E no tocante ao Supremo Tribunal Federal, a principal via de origem dos

precedentes e das súmulas, sejam vinculantes ou não, sem dúvida alguma corresponde aos

recursos extraordinários julgados pela Corte. Sendo assim, é inegável a função

paradigmática exercida pelos recursos excepcionais (notadamente o recurso extraordinário

ao STF e o recurso especial ao STJ), pois não raro os precedentes gerados serão utilizados

na solução de outros processos, no mínimo, com força de persuasão, seja em relação às

partes ou ao magistrado perante quem se coloca a lide.

Desta forma, a função paradigmática se distingue das demais por se referir à

necessidade de que as decisões do STF projetem efeitos além das partes no processo

concretamente levado a julgamento. A eventual persuasão ou mesmo vinculação das partes

e dos demais juízes brasileiros é que caracterizam tal função.

Contudo, a respeito deste tema, interessante o apontamento de Luiz Guilherme

Marinoni, no sentido de que, em nosso direito, o surgimento das súmulas se identifica com

a necessidade de “facilitar a resolução de casos fáceis que se repetem”, isto é, sempre se

destinaram a “desafogar o Judiciário”58; mas nunca buscaram, diretamente, a garantia da

ordem jurídica ou da igualdade e previsibilidade. Isso porque, se analisadas as recentes

reformas processuais no sentido de valorização dos precedentes, será inequívoca a

conclusão de que o principal mote dos institutos desenvolvidos realmente se refere à

necessidade de racionalização das atividades jurisdicionais, não havendo verdadeira

preocupação com a coerência e unidade do sistema jurídico.

◇ ◇ ◇ ◇ ◇

• **INSTRUÇÕES**
[1] No trecho sobre precedentes do STF, liste o que as súmulas, segundo o apontamento citado, nunca buscaram diretamente.
[2] Retome o trecho sobre precedentes do STF a partir da última frase e siga com a argumentação.
As linhas que vêm depois não têm relação com o trecho sobre precedentes do STF.

• **REGISTROS**
◇ ◇ ◇ ◇ ◇

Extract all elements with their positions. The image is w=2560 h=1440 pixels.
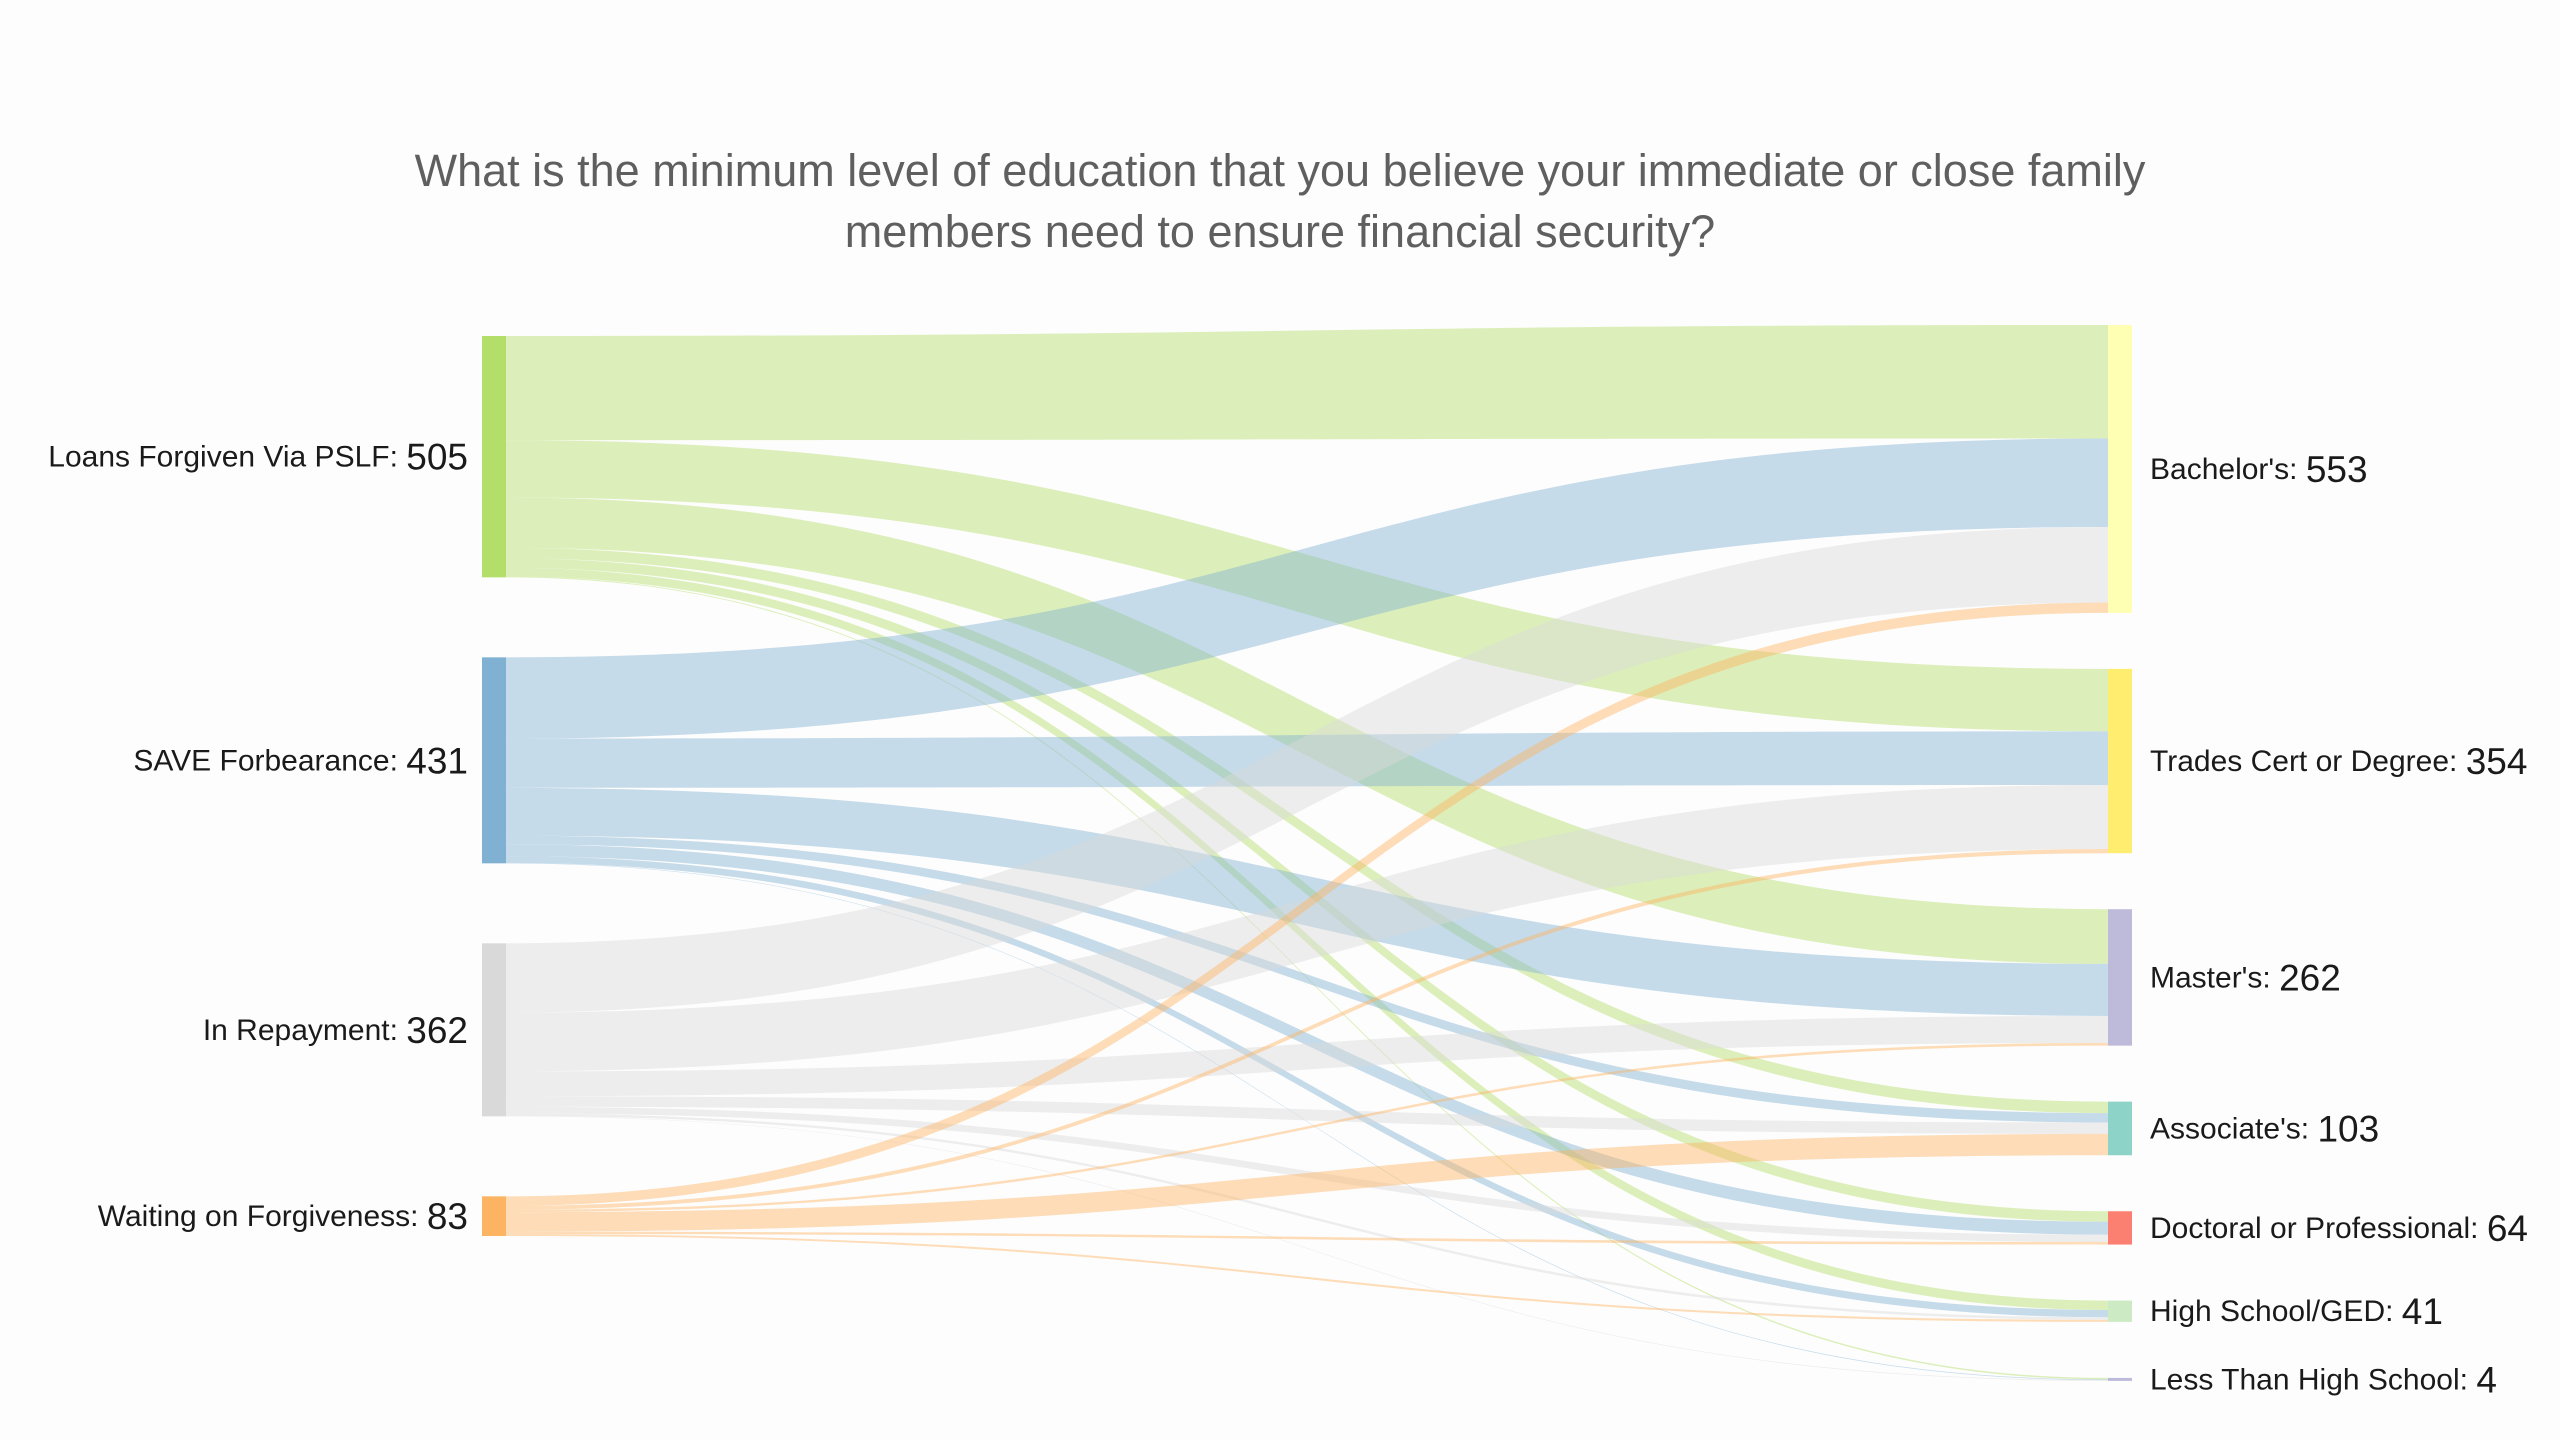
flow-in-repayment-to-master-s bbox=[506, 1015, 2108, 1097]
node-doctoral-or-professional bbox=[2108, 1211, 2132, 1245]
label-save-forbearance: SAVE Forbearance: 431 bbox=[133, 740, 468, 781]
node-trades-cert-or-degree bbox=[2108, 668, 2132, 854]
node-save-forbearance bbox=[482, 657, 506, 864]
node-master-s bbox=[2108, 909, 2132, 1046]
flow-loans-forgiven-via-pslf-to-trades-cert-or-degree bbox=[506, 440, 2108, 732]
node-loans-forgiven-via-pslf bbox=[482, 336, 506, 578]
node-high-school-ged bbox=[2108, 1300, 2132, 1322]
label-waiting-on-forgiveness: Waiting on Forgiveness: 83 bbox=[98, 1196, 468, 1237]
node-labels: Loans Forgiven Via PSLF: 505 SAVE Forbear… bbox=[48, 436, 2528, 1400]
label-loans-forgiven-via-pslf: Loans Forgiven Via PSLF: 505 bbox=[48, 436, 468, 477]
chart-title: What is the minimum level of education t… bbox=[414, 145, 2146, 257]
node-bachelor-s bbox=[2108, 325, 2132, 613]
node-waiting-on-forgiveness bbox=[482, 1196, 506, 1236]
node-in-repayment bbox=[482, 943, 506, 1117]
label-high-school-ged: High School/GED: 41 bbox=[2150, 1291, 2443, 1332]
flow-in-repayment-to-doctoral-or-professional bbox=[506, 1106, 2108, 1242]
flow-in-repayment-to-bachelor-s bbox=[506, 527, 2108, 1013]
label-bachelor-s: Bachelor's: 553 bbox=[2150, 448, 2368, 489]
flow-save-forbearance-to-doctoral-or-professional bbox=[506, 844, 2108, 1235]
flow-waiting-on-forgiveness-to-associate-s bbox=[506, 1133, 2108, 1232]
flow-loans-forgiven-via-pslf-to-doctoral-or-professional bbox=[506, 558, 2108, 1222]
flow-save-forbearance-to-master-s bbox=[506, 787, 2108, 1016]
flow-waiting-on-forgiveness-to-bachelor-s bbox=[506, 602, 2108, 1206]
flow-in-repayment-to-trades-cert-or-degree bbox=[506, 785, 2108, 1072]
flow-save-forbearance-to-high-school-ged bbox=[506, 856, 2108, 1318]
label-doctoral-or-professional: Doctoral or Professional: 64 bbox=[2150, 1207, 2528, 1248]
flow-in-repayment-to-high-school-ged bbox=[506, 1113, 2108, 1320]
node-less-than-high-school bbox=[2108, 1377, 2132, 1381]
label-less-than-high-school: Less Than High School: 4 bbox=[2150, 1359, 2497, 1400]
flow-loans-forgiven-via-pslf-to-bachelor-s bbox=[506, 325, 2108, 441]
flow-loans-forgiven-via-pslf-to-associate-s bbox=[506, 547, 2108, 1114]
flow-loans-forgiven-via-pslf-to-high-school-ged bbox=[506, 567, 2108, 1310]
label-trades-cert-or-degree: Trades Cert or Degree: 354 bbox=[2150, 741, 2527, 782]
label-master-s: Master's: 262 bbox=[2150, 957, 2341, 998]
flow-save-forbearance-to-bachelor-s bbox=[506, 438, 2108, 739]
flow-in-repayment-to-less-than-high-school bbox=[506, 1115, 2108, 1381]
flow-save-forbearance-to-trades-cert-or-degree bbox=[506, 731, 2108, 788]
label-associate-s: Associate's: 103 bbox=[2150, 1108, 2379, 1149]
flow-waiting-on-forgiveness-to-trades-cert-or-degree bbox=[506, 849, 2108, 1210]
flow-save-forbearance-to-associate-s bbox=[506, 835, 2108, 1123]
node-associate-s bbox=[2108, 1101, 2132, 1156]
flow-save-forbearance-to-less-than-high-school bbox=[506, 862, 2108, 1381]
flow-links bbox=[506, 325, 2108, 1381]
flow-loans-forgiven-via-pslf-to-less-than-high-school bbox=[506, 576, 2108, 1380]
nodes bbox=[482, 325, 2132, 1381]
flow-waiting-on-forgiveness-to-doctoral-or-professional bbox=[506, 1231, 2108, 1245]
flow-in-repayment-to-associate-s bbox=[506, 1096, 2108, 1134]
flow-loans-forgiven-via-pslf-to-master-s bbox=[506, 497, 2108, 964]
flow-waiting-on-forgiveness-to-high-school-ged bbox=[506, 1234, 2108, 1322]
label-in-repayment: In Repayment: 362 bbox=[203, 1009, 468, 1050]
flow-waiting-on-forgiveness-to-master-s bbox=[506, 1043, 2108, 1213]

◇ ◇ ◇ ◇ ◇

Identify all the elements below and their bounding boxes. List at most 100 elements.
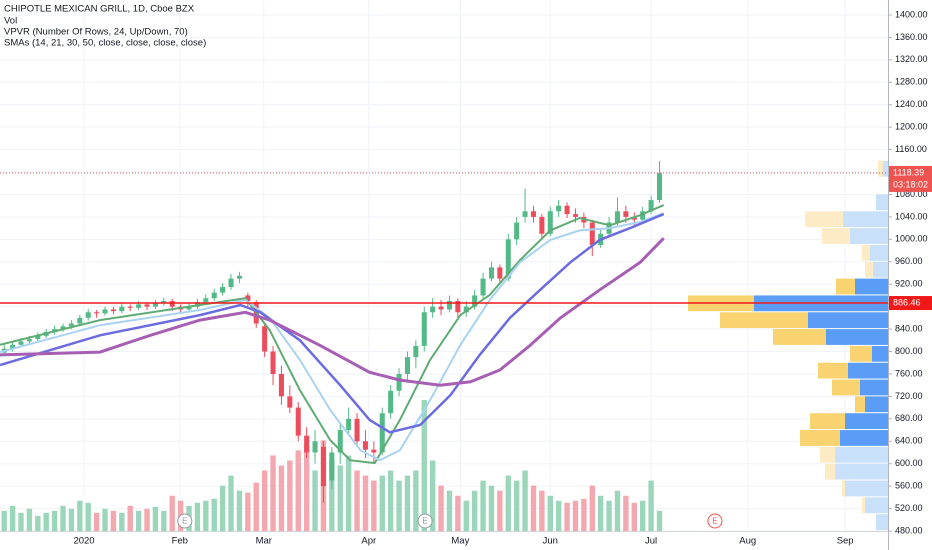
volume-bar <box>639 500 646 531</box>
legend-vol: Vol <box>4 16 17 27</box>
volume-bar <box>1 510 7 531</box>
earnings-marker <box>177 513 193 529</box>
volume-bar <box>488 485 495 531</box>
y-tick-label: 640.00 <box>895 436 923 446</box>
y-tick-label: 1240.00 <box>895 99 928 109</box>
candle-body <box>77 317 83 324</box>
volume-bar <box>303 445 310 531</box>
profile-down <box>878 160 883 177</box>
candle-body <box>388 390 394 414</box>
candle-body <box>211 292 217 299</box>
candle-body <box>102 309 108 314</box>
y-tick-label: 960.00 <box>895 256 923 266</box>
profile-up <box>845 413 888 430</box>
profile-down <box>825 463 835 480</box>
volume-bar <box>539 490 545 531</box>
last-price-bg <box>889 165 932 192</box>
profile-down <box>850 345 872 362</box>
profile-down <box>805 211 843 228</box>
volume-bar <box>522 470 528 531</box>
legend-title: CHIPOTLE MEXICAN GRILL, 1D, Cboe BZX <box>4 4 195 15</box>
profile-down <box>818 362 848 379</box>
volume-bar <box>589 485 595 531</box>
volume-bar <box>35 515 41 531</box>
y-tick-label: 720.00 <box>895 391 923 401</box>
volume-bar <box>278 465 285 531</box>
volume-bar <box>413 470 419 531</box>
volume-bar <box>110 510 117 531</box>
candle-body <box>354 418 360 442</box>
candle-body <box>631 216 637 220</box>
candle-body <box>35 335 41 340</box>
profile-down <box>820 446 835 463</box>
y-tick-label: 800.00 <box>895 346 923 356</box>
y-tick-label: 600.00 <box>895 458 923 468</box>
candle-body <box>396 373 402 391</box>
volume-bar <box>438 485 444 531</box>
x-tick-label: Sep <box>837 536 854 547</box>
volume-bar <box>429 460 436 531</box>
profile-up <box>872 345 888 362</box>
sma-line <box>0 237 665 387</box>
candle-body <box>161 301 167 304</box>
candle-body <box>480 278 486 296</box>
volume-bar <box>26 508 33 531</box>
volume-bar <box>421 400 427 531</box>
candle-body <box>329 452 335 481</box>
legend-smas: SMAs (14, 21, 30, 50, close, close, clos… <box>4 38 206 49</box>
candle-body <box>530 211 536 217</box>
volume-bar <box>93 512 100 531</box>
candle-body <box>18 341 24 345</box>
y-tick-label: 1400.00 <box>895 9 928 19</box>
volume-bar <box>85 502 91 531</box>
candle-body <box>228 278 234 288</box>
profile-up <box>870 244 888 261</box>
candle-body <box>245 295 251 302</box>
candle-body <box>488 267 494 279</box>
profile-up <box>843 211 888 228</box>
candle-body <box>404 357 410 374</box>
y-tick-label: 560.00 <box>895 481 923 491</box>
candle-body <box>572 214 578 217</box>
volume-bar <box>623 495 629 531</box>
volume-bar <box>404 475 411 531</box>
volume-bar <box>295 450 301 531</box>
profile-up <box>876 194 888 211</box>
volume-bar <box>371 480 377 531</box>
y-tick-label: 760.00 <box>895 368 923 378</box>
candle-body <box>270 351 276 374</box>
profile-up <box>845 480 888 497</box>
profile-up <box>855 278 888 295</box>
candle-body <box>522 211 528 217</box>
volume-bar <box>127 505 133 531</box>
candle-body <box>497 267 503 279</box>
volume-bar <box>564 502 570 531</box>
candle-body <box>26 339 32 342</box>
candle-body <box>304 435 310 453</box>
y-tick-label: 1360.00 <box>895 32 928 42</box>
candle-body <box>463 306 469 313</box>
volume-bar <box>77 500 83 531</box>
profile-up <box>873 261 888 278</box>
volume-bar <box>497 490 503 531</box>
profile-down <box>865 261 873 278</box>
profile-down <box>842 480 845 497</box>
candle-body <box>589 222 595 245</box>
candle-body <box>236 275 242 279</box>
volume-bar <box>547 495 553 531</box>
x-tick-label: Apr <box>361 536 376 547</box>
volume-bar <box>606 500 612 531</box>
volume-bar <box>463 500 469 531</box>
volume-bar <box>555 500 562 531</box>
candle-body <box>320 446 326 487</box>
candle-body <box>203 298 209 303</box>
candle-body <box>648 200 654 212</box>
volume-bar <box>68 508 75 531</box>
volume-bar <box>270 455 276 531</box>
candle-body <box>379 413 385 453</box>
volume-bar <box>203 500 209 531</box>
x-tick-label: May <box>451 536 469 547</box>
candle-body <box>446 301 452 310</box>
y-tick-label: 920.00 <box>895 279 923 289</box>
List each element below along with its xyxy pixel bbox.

◇ ◇ ◇ ◇ ◇

• **RESPOSTAS**
[1]
- a garantia da ordem jurídica
- a igualdade
- a previsibilidade

[2]
1.9. As funções do recurso extraordinário após a reforma do Judiciário: autonomia

da função paradigmática

A EC nº 45/2004, conhecida como reforma do Judiciário, introduziu diversas

alterações na Constituição, incluindo a alteração de competências, exigência prévia de

atividade jurídica para ingresso na magistratura e a criação do Conselho Nacional de

Justiça. Ademais, como novas tentativas de solução da morosidade do Poder Judiciário,

58 Luiz Guilherme Marinoni, Precedentes obrigatórios, p. 482.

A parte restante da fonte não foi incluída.